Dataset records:
━━━━

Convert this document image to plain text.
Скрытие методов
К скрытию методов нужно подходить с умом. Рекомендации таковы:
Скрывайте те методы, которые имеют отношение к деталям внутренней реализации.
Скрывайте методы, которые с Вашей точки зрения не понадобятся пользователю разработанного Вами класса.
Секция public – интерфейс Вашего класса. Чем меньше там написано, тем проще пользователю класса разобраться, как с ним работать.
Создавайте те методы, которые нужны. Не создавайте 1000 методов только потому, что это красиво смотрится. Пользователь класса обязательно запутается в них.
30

━━━━

**REQUIREMENTS**
Give back all the data exactly as written.

**SOLUTION FOR THIS TASK**
Convert this document image to plain text.
Скрытие методов
К скрытию методов нужно подходить с умом. Рекомендации таковы:
Скрывайте те методы, которые имеют отношение к деталям внутренней реализации.
Скрывайте методы, которые с Вашей точки зрения не понадобятся пользователю разработанного Вами класса.
Секция public – интерфейс Вашего класса. Чем меньше там написано, тем проще пользователю класса разобраться, как с ним работать.
Создавайте те методы, которые нужны. Не создавайте 1000 методов только потому, что это красиво смотрится. Пользователь класса обязательно запутается в них.
30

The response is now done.